## Objective
Write every line of the material out exactly as shown.

(Source data)
^^^^

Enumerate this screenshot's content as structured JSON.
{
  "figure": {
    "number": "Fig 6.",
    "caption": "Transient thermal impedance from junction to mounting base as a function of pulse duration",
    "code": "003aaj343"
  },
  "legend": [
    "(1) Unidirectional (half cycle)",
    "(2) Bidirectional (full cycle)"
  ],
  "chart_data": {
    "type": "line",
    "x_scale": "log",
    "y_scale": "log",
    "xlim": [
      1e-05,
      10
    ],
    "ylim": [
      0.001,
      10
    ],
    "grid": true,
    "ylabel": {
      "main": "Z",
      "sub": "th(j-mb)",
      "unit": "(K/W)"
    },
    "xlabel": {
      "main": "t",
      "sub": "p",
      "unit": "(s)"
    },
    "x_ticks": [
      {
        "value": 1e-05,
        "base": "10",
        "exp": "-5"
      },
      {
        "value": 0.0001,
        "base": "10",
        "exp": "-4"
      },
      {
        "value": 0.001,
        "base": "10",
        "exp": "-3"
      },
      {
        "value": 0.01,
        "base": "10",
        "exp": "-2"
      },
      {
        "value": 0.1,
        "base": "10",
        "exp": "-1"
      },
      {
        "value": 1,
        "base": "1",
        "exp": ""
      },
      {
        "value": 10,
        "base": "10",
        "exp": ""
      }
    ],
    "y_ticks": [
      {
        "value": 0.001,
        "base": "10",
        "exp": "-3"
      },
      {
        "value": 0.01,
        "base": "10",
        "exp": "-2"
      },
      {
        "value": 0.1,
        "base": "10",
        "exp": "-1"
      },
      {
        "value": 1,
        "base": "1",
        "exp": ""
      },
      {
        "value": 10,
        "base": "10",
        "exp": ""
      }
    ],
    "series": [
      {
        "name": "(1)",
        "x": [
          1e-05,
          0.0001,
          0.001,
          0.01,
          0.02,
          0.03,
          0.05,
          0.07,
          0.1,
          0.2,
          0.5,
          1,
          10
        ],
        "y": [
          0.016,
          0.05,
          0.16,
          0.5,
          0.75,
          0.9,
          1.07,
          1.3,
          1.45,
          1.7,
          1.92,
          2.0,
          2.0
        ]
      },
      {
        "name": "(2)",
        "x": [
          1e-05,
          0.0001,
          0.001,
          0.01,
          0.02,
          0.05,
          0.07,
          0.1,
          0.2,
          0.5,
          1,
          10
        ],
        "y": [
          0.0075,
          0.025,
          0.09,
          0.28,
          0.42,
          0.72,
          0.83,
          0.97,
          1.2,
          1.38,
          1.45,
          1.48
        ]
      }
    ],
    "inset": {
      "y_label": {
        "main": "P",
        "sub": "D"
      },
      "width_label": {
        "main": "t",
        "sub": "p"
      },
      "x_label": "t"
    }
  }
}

^^^^

## Solved exercise
Enumerate this screenshot's content as structured JSON.
{
  "figure": {
    "number": "Fig 6.",
    "caption": "Transient thermal impedance from junction to mounting base as a function of pulse duration",
    "code": "003aaj343"
  },
  "legend": [
    "(1) Unidirectional (half cycle)",
    "(2) Bidirectional (full cycle)"
  ],
  "chart_data": {
    "type": "line",
    "x_scale": "log",
    "y_scale": "log",
    "xlim": [
      1e-05,
      10
    ],
    "ylim": [
      0.001,
      10
    ],
    "grid": true,
    "ylabel": {
      "main": "Z",
      "sub": "th(j-mb)",
      "unit": "(K/W)"
    },
    "xlabel": {
      "main": "t",
      "sub": "p",
      "unit": "(s)"
    },
    "x_ticks": [
      {
        "value": 1e-05,
        "base": "10",
        "exp": "-5"
      },
      {
        "value": 0.0001,
        "base": "10",
        "exp": "-4"
      },
      {
        "value": 0.001,
        "base": "10",
        "exp": "-3"
      },
      {
        "value": 0.01,
        "base": "10",
        "exp": "-2"
      },
      {
        "value": 0.1,
        "base": "10",
        "exp": "-1"
      },
      {
        "value": 1,
        "base": "1",
        "exp": ""
      },
      {
        "value": 10,
        "base": "10",
        "exp": ""
      }
    ],
    "y_ticks": [
      {
        "value": 0.001,
        "base": "10",
        "exp": "-3"
      },
      {
        "value": 0.01,
        "base": "10",
        "exp": "-2"
      },
      {
        "value": 0.1,
        "base": "10",
        "exp": "-1"
      },
      {
        "value": 1,
        "base": "1",
        "exp": ""
      },
      {
        "value": 10,
        "base": "10",
        "exp": ""
      }
    ],
    "series": [
      {
        "name": "(1)",
        "x": [
          1e-05,
          0.0001,
          0.001,
          0.01,
          0.02,
          0.03,
          0.05,
          0.07,
          0.1,
          0.2,
          0.5,
          1,
          10
        ],
        "y": [
          0.016,
          0.05,
          0.16,
          0.5,
          0.75,
          0.9,
          1.07,
          1.3,
          1.45,
          1.7,
          1.92,
          2.0,
          2.0
        ]
      },
      {
        "name": "(2)",
        "x": [
          1e-05,
          0.0001,
          0.001,
          0.01,
          0.02,
          0.05,
          0.07,
          0.1,
          0.2,
          0.5,
          1,
          10
        ],
        "y": [
          0.0075,
          0.025,
          0.09,
          0.28,
          0.42,
          0.72,
          0.83,
          0.97,
          1.2,
          1.38,
          1.45,
          1.48
        ]
      }
    ],
    "inset": {
      "y_label": {
        "main": "P",
        "sub": "D"
      },
      "width_label": {
        "main": "t",
        "sub": "p"
      },
      "x_label": "t"
    }
  }
}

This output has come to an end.